╭─ DATA ENTRIES
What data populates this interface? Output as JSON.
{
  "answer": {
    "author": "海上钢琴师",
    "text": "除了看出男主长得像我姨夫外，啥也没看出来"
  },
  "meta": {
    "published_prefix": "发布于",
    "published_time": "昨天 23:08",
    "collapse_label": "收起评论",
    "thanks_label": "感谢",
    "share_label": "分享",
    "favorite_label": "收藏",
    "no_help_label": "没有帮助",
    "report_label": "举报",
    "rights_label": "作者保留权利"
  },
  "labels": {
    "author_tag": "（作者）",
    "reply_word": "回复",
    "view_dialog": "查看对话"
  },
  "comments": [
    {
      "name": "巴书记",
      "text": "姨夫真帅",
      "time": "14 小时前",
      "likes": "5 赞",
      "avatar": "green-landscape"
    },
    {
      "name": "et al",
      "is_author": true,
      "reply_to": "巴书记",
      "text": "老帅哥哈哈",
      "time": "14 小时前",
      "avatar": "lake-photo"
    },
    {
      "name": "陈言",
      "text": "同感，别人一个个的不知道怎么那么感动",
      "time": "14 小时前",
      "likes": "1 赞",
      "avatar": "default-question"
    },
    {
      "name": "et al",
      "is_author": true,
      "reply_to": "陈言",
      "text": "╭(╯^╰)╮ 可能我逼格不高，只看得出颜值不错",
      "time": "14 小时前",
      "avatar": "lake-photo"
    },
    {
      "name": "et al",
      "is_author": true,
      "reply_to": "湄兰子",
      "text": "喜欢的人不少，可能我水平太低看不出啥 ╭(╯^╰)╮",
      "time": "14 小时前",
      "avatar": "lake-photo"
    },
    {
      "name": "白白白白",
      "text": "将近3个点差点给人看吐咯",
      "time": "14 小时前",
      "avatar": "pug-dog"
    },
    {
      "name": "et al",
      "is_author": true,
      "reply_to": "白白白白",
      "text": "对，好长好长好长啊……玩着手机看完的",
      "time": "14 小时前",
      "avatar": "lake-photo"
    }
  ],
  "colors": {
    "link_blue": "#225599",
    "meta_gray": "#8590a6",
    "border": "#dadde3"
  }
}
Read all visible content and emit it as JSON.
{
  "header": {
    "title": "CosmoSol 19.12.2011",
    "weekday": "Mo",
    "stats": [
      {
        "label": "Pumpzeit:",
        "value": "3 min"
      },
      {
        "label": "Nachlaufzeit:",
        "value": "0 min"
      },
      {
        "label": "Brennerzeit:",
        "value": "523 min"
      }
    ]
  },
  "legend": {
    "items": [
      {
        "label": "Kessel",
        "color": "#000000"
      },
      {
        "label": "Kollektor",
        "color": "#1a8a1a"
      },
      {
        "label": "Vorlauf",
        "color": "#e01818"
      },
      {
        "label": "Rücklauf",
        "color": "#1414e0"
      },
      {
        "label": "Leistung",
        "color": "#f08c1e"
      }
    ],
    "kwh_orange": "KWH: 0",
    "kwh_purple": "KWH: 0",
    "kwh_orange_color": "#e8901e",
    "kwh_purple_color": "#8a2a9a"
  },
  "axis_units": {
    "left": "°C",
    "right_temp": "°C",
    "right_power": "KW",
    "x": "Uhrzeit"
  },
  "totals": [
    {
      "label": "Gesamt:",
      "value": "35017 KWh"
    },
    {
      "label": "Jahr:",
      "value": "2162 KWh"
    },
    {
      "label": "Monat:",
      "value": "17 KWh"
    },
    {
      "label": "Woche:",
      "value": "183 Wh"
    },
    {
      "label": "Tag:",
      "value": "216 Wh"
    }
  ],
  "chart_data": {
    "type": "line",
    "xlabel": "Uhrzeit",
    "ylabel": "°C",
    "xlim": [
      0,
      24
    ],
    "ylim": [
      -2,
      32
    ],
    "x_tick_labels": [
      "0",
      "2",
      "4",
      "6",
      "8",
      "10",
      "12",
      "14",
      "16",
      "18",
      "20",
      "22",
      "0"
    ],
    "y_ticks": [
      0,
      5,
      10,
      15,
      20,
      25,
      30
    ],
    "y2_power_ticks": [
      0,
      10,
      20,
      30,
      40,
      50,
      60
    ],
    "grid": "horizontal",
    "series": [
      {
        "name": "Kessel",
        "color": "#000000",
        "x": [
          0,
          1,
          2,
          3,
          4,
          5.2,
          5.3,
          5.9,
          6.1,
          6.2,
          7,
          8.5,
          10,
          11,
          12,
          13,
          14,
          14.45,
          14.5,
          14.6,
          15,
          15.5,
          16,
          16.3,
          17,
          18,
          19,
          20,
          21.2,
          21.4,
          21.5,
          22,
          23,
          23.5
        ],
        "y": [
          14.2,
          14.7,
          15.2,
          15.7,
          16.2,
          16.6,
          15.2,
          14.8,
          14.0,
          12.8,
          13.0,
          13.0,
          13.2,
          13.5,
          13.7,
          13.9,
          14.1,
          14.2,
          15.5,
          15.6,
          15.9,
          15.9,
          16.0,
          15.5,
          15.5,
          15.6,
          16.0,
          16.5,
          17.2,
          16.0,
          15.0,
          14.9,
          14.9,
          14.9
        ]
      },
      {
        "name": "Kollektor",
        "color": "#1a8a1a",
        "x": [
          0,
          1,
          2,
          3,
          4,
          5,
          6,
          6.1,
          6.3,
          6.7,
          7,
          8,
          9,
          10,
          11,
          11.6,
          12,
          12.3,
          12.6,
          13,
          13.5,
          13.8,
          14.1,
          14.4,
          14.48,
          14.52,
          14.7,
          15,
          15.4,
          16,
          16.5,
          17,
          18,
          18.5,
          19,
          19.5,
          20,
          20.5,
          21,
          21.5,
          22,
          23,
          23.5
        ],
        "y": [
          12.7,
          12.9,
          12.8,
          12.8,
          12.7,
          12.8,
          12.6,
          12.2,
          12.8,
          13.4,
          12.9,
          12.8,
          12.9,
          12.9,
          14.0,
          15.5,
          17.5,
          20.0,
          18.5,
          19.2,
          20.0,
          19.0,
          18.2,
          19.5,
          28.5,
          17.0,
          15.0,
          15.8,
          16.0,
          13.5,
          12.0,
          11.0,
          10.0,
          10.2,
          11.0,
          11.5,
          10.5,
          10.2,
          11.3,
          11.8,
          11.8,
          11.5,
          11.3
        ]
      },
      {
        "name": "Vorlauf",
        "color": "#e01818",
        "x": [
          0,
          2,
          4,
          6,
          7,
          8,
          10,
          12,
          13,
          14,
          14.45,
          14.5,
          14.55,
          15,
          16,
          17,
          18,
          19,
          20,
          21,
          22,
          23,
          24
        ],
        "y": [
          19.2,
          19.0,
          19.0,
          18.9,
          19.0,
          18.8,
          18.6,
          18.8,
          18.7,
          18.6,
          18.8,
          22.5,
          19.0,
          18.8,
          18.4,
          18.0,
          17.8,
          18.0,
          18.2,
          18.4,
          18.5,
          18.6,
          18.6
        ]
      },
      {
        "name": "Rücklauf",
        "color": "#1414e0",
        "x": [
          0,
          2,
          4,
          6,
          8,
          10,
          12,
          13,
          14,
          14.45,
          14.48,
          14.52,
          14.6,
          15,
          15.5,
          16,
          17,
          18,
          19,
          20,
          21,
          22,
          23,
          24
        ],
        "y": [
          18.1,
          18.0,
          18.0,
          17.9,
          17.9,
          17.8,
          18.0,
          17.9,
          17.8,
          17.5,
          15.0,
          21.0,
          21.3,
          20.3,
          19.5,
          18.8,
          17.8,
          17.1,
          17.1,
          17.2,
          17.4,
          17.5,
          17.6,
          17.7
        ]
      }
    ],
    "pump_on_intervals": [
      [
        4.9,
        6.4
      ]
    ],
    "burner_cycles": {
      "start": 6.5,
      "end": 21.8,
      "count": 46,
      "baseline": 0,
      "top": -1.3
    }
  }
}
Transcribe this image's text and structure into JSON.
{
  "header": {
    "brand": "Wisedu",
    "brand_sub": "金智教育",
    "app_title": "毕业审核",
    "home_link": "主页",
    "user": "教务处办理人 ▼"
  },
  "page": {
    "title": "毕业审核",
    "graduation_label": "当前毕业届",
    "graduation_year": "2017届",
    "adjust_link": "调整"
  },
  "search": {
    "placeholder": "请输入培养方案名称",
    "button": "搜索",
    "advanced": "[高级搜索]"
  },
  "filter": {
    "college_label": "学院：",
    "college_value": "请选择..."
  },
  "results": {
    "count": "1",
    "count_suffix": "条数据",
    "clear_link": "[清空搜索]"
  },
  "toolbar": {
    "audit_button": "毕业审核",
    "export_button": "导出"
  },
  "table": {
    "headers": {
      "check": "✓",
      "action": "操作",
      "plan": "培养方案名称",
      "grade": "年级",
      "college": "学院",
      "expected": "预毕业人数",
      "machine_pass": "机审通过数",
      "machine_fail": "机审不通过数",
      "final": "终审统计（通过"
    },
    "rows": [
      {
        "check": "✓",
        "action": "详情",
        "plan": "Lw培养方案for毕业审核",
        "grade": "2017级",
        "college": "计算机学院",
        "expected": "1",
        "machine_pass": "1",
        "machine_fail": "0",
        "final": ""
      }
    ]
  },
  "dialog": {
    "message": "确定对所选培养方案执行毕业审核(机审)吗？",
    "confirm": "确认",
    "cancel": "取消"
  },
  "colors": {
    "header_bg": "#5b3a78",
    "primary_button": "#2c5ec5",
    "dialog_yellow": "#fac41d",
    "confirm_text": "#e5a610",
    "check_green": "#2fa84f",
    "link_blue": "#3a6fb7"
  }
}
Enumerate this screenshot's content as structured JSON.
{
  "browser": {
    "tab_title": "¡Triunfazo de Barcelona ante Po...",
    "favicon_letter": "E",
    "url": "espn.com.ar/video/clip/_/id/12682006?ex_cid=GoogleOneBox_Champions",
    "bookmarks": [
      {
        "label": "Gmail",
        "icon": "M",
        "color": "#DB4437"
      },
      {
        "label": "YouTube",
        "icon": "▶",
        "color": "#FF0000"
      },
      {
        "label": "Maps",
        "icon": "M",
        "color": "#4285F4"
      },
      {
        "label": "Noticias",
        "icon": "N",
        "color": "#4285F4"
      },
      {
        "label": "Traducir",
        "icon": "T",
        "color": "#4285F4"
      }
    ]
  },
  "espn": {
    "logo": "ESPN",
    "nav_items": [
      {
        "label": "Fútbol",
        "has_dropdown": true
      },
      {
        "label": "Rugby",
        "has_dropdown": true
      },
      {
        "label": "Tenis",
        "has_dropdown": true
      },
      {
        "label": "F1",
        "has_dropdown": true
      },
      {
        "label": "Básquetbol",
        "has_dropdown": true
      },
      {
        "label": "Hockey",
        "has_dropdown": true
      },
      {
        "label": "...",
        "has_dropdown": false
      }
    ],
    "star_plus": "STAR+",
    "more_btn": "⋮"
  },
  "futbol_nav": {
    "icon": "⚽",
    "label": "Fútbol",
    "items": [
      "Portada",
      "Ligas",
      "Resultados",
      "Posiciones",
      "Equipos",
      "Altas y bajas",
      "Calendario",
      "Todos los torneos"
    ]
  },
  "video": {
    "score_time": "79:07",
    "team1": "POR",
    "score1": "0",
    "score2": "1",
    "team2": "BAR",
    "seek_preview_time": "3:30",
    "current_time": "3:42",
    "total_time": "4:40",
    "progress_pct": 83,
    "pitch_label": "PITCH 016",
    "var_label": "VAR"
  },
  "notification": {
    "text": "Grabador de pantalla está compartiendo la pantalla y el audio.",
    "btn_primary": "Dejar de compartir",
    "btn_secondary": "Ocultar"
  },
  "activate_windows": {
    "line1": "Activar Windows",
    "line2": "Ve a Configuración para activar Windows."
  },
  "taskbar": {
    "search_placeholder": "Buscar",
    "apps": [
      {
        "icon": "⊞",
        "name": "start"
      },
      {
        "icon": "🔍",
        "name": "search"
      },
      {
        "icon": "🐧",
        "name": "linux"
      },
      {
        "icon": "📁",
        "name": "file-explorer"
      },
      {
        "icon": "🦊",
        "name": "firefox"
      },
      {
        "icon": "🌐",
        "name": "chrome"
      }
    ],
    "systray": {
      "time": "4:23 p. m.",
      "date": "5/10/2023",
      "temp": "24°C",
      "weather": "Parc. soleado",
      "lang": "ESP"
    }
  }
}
╰─
### JOB
Work through the listing above and report how many lines include the string "content", with no other text.

### SOLUTION TO THE PROBLEM
2